↓↓↓

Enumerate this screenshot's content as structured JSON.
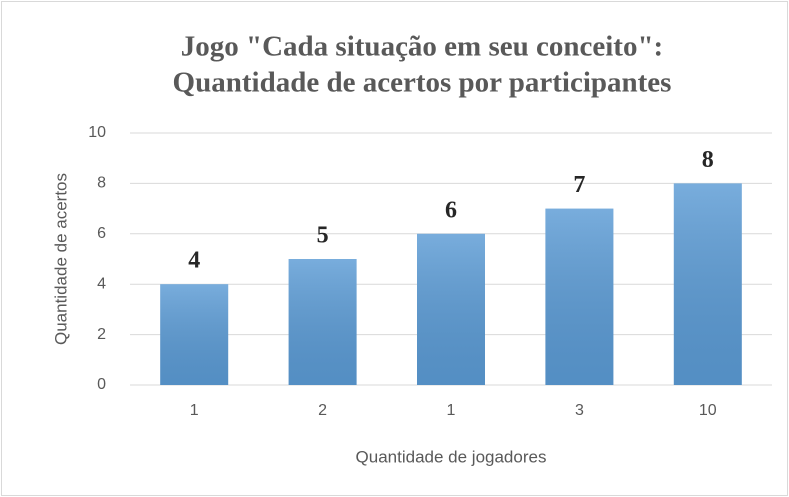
{
  "chart_data": {
    "type": "bar",
    "title": [
      "Jogo \"Cada situação em seu conceito\":",
      "Quantidade de acertos por participantes"
    ],
    "x_label": "Quantidade de jogadores",
    "y_label": "Quantidade de acertos",
    "categories": [
      "1",
      "2",
      "1",
      "3",
      "10"
    ],
    "values": [
      4,
      5,
      6,
      7,
      8
    ],
    "color": "#5b9bd5",
    "ylim": [
      0,
      10
    ],
    "yticks": [
      0,
      2,
      4,
      6,
      8,
      10
    ],
    "grid": true
  }
}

↑↑↑

AIM: Within the entries above, how many lines contain "Quantidade"? Respond with the number only.

FINISHED ANSWER: 3